__TASK STATEMENT__
Each line holding the word "Responsible" counts once; give the total and nothing more.

Data entries for graphics
┌──

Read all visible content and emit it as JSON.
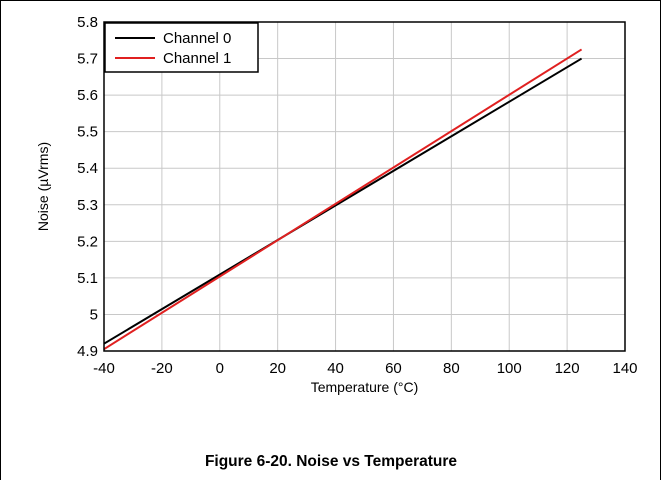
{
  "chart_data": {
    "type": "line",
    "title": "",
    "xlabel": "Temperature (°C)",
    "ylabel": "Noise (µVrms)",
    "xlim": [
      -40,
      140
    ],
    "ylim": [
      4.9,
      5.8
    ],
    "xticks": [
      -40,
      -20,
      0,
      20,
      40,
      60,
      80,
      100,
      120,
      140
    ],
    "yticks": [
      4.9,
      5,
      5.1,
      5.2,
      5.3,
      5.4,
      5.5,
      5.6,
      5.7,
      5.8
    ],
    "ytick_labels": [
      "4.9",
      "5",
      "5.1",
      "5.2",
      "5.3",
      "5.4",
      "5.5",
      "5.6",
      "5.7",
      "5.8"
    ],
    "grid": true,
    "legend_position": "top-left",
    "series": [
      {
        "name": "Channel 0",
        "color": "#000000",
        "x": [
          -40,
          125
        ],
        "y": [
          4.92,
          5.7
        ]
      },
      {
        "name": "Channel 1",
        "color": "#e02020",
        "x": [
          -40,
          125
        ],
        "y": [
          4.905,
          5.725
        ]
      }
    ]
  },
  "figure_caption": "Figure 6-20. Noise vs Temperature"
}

└──
┌──

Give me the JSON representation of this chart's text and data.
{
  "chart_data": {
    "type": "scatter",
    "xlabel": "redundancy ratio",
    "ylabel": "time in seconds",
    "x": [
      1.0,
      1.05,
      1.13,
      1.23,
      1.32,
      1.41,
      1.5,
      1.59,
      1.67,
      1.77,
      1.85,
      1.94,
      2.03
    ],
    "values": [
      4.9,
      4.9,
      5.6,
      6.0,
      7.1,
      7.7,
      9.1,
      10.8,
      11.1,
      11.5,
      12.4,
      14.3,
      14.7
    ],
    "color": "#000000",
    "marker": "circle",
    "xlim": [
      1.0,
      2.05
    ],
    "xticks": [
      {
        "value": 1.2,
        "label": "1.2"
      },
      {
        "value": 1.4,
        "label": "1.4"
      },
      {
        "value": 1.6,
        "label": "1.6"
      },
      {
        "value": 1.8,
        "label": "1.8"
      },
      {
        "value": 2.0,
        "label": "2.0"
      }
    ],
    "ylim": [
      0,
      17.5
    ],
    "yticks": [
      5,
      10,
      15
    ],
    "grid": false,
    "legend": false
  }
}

└──
┌──

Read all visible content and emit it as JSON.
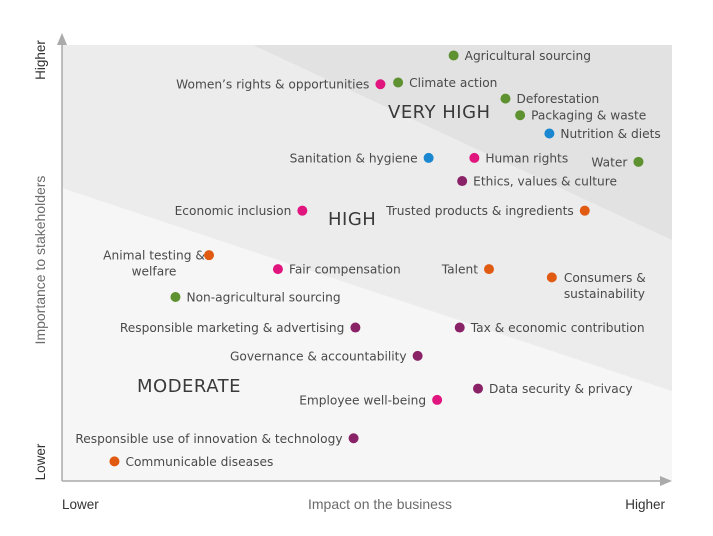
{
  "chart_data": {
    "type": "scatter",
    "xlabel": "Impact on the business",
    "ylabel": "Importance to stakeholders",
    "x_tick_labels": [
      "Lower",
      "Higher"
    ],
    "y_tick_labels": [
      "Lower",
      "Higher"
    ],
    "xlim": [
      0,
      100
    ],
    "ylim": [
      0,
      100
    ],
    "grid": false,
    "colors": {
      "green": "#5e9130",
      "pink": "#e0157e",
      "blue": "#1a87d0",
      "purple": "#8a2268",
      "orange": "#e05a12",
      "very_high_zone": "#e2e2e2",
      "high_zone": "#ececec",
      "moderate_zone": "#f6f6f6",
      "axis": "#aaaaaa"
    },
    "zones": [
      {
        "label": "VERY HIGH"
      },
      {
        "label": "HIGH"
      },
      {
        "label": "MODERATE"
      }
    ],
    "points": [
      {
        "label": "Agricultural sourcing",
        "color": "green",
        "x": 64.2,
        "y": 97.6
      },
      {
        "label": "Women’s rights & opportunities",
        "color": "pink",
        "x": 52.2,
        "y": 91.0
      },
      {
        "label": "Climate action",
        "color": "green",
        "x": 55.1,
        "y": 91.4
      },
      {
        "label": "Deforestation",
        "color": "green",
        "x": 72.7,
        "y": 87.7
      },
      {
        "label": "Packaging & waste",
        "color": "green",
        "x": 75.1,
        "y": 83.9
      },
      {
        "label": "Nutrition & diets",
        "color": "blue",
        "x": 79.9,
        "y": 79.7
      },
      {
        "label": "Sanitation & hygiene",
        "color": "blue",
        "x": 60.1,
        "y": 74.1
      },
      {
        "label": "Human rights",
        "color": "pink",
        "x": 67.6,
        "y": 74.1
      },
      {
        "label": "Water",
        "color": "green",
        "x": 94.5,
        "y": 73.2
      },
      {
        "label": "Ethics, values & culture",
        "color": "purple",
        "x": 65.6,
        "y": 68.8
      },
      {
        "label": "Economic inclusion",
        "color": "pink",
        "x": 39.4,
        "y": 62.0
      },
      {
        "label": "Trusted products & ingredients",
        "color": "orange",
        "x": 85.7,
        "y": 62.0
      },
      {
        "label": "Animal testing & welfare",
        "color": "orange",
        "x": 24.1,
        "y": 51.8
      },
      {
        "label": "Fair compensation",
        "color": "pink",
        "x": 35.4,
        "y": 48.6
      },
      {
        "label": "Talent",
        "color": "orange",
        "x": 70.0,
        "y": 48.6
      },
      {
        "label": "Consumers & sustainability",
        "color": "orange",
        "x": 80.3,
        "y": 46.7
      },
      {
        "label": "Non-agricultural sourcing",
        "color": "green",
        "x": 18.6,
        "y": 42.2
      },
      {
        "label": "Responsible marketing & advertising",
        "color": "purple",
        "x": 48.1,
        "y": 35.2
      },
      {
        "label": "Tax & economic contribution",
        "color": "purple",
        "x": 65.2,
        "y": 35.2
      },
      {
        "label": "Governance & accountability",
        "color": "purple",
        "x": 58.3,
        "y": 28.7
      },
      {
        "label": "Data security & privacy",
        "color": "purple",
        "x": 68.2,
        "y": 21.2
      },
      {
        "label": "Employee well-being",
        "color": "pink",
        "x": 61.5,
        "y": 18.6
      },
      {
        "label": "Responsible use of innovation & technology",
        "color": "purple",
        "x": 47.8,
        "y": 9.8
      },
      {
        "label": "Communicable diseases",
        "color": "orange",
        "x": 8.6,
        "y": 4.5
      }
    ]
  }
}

└──

__RESULT FOR THIS TASK__
2